▼

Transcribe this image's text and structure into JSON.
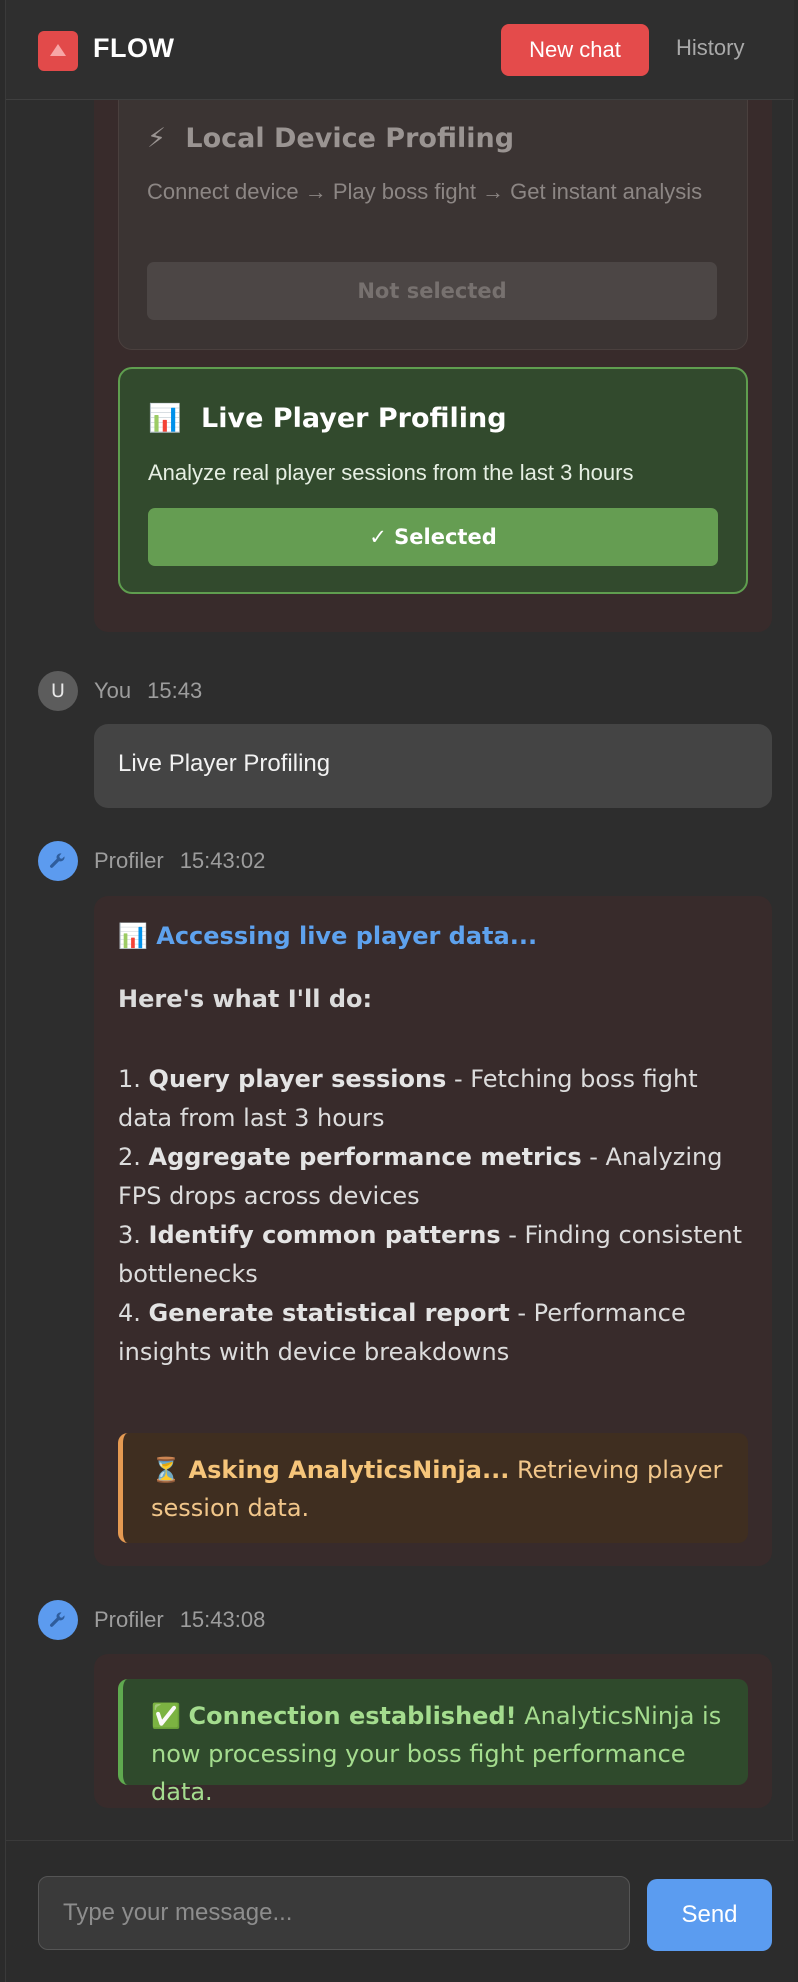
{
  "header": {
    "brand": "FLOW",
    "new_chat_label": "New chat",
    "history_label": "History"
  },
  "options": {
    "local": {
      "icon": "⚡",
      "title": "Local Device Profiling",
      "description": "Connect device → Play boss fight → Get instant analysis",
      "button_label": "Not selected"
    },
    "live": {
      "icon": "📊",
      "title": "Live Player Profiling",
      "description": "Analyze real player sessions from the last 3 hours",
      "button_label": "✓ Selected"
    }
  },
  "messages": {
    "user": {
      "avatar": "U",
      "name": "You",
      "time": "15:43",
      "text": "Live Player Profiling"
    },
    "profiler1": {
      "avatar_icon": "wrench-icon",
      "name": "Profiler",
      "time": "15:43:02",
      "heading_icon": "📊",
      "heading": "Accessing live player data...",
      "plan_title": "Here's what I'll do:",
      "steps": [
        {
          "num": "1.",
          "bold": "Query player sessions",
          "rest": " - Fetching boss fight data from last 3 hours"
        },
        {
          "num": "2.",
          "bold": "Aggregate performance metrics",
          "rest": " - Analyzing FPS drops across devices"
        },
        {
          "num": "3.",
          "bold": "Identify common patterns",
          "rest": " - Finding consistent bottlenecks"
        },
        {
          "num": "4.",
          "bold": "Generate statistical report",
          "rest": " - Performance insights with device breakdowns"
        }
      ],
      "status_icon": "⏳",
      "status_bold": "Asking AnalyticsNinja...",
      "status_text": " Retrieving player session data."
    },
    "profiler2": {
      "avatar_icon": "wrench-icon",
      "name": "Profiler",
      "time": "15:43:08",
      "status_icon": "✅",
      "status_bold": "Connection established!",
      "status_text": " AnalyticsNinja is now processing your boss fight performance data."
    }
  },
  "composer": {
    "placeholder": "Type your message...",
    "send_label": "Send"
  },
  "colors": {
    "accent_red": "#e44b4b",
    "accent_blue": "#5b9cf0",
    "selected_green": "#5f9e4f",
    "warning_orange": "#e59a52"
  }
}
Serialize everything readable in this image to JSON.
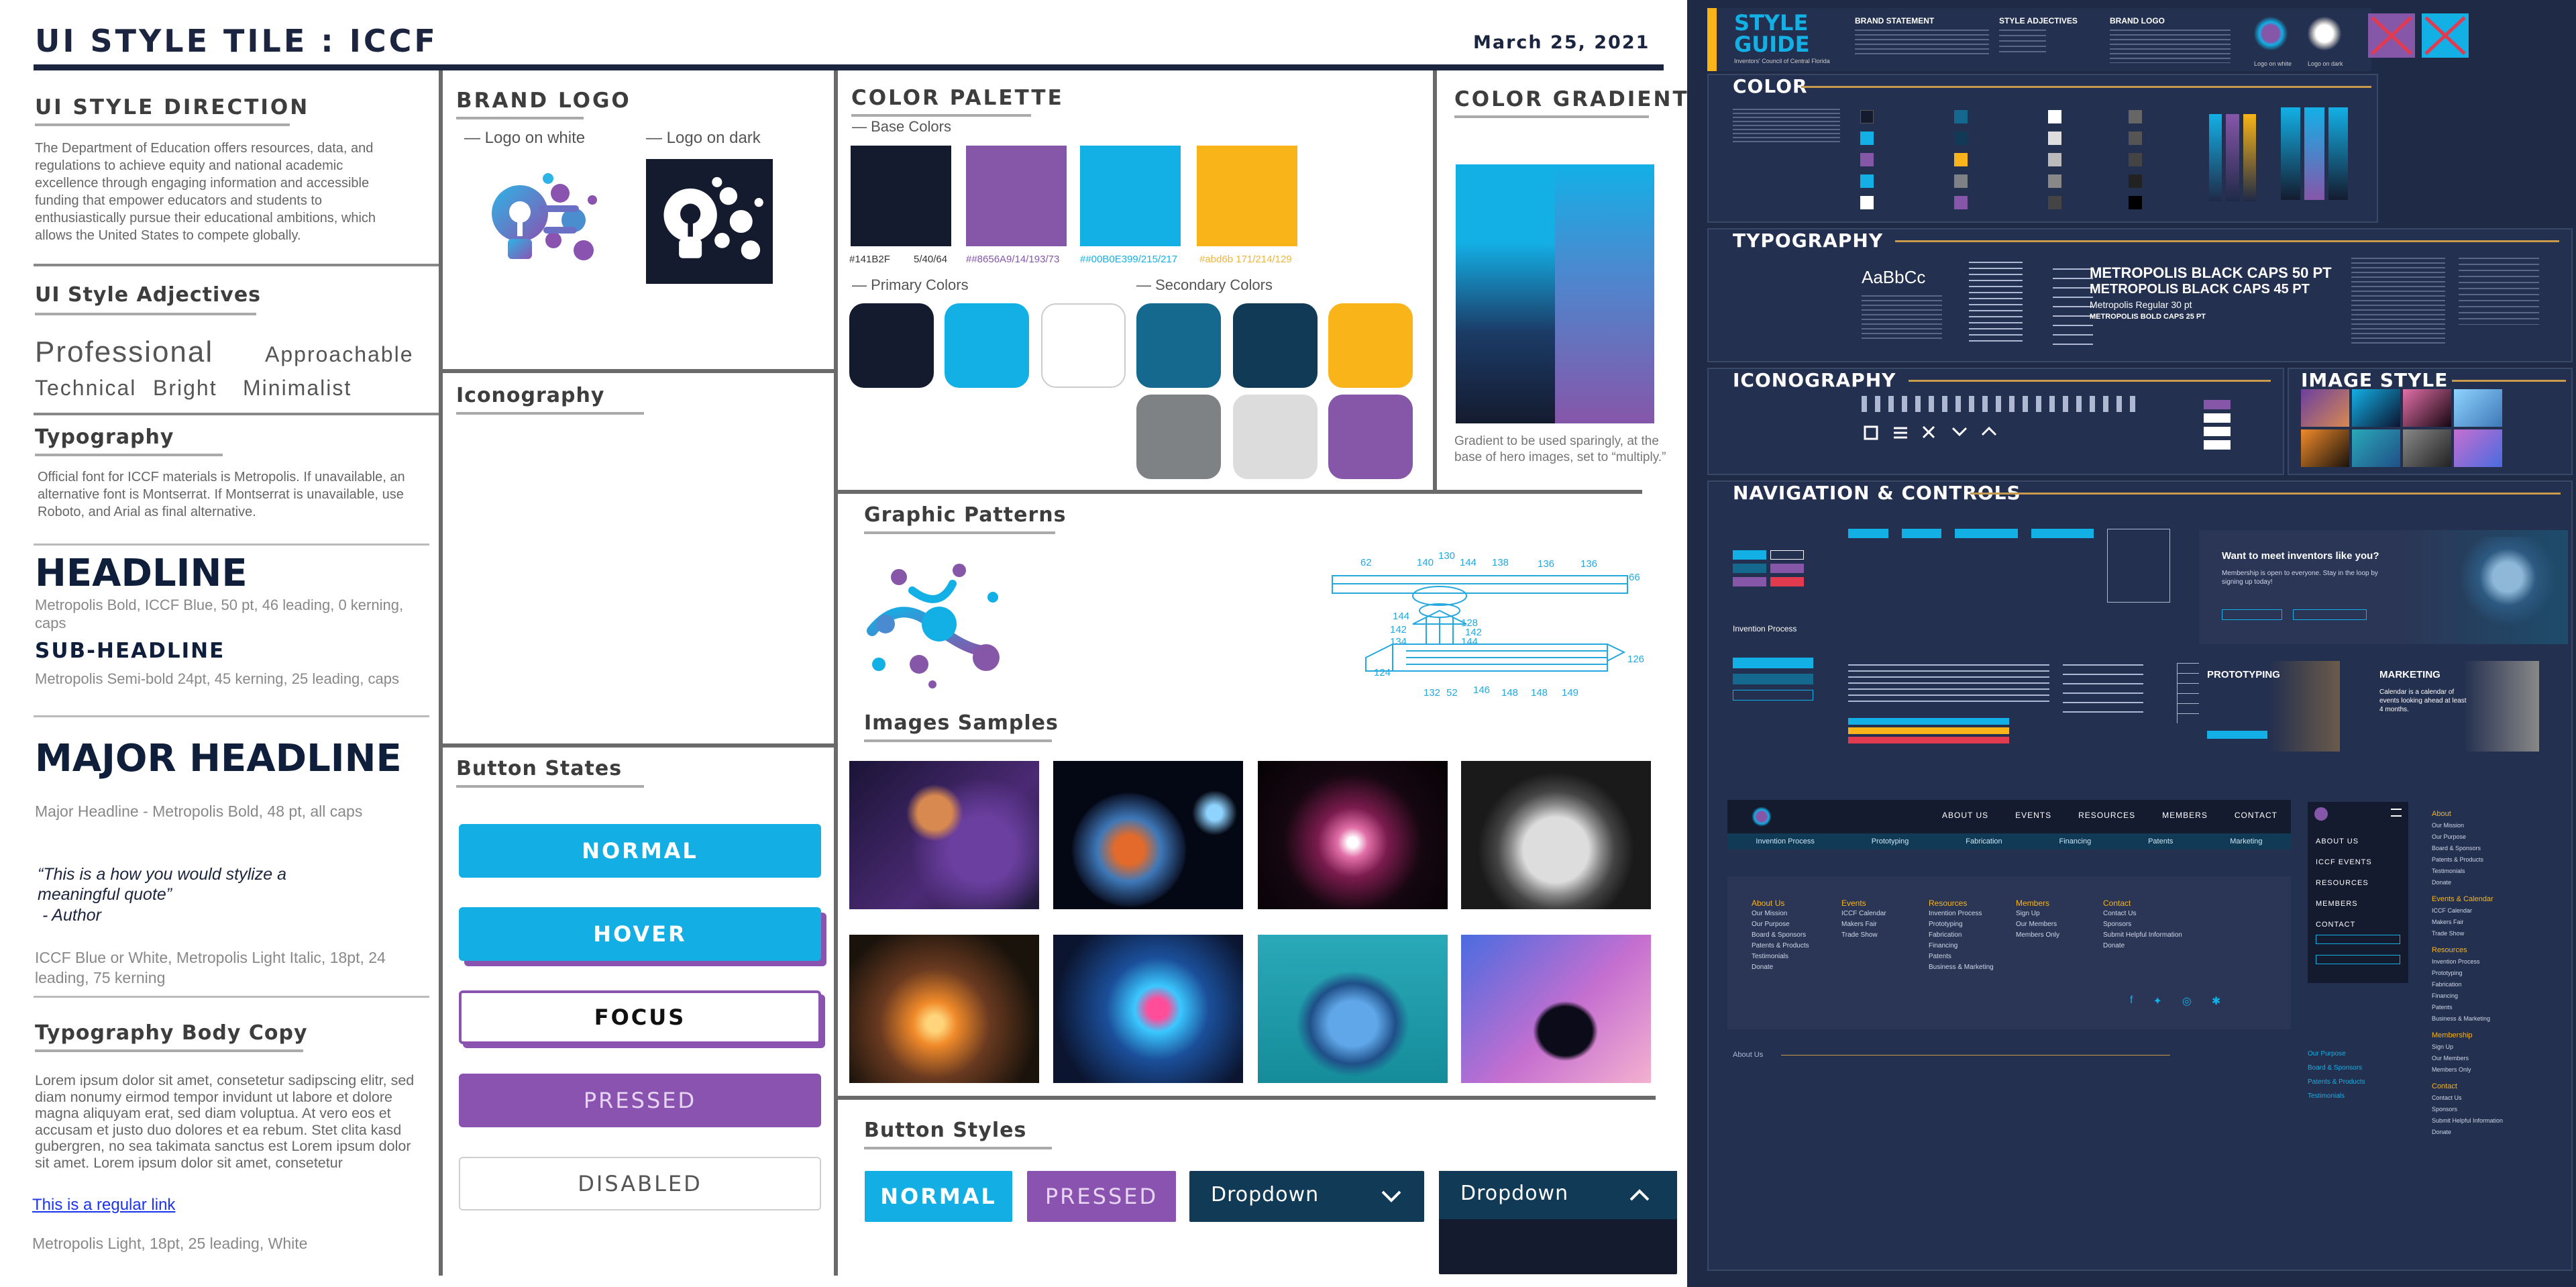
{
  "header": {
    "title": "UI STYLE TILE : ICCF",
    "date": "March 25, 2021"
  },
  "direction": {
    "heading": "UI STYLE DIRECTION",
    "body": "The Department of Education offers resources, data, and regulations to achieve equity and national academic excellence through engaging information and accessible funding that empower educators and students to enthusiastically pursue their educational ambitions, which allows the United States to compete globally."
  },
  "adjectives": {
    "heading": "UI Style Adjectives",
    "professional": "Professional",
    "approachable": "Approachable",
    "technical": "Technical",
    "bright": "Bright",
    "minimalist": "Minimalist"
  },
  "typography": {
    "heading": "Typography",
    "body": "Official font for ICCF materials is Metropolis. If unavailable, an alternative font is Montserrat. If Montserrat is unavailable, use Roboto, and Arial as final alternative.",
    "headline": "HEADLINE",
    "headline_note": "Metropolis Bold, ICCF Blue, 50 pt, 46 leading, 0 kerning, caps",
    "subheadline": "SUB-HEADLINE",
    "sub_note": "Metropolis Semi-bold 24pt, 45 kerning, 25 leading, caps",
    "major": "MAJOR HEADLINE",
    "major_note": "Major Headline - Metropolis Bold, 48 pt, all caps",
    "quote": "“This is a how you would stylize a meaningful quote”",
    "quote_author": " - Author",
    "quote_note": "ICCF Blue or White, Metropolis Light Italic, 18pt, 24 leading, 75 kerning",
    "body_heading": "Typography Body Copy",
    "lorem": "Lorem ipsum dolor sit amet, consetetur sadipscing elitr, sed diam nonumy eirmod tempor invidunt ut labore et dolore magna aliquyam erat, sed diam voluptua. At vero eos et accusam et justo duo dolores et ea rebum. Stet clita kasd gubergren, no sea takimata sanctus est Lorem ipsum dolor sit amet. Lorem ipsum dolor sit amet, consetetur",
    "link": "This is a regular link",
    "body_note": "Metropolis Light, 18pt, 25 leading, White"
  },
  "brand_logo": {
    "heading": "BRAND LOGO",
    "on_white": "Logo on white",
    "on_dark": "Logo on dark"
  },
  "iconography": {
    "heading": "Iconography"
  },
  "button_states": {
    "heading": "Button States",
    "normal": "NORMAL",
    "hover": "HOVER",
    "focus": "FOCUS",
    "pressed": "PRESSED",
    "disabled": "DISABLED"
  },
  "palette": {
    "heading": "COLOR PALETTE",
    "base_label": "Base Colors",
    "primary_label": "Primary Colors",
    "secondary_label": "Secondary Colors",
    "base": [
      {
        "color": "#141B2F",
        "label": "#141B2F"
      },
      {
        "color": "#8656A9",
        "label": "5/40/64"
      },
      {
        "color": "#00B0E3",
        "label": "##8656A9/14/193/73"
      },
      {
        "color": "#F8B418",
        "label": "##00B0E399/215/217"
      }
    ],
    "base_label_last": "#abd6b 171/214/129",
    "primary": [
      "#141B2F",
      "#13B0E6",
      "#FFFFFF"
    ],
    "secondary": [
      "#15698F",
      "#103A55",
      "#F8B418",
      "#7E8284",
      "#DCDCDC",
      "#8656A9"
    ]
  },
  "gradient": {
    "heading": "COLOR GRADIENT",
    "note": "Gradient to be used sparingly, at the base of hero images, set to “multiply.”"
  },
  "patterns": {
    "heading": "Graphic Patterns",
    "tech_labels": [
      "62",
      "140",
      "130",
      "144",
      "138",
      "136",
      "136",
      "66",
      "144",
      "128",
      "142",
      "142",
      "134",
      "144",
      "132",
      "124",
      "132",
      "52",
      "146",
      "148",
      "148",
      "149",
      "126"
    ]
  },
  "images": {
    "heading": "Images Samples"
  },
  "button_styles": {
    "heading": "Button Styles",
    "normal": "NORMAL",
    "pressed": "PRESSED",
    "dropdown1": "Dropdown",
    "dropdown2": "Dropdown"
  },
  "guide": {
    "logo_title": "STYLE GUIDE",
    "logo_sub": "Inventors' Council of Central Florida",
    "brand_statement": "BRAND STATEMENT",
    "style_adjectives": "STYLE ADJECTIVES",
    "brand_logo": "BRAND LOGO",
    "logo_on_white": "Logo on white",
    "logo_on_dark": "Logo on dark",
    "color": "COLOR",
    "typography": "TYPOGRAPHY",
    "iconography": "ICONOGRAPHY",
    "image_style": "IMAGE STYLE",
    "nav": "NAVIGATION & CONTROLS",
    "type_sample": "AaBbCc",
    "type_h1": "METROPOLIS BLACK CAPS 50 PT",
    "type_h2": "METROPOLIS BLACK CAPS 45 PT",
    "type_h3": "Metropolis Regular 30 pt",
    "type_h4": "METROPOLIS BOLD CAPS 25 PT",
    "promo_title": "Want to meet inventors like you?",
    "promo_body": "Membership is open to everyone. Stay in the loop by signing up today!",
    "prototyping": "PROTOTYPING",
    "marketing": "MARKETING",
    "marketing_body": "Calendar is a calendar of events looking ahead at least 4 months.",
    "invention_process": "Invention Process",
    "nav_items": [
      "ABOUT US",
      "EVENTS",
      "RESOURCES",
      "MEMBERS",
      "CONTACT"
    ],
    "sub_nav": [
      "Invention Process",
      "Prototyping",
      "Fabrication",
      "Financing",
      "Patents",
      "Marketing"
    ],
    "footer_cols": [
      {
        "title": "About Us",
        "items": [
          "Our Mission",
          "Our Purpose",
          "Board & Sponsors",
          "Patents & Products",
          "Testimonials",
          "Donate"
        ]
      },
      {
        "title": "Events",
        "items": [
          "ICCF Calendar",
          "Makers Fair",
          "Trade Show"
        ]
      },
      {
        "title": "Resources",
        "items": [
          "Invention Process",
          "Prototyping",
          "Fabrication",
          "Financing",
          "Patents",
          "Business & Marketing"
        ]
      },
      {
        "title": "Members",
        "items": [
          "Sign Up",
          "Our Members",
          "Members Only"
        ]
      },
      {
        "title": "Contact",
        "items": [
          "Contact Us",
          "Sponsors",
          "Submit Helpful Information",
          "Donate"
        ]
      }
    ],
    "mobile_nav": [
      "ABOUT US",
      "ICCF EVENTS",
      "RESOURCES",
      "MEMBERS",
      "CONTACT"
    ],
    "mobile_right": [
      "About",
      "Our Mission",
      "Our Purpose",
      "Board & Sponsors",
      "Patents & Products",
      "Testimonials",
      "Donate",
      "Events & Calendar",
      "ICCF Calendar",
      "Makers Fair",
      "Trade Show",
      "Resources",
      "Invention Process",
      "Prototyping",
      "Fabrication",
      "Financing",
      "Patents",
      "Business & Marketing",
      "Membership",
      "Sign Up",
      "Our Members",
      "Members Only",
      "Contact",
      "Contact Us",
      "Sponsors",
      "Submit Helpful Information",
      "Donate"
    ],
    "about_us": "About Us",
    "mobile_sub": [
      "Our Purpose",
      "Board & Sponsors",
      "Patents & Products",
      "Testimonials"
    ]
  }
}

▲

#### YOUR GOAL:
Gather all lines where the word "Testimonials" appears.

#### TASK RESULT:
          "Testimonials",
      "Testimonials",
      "Testimonials"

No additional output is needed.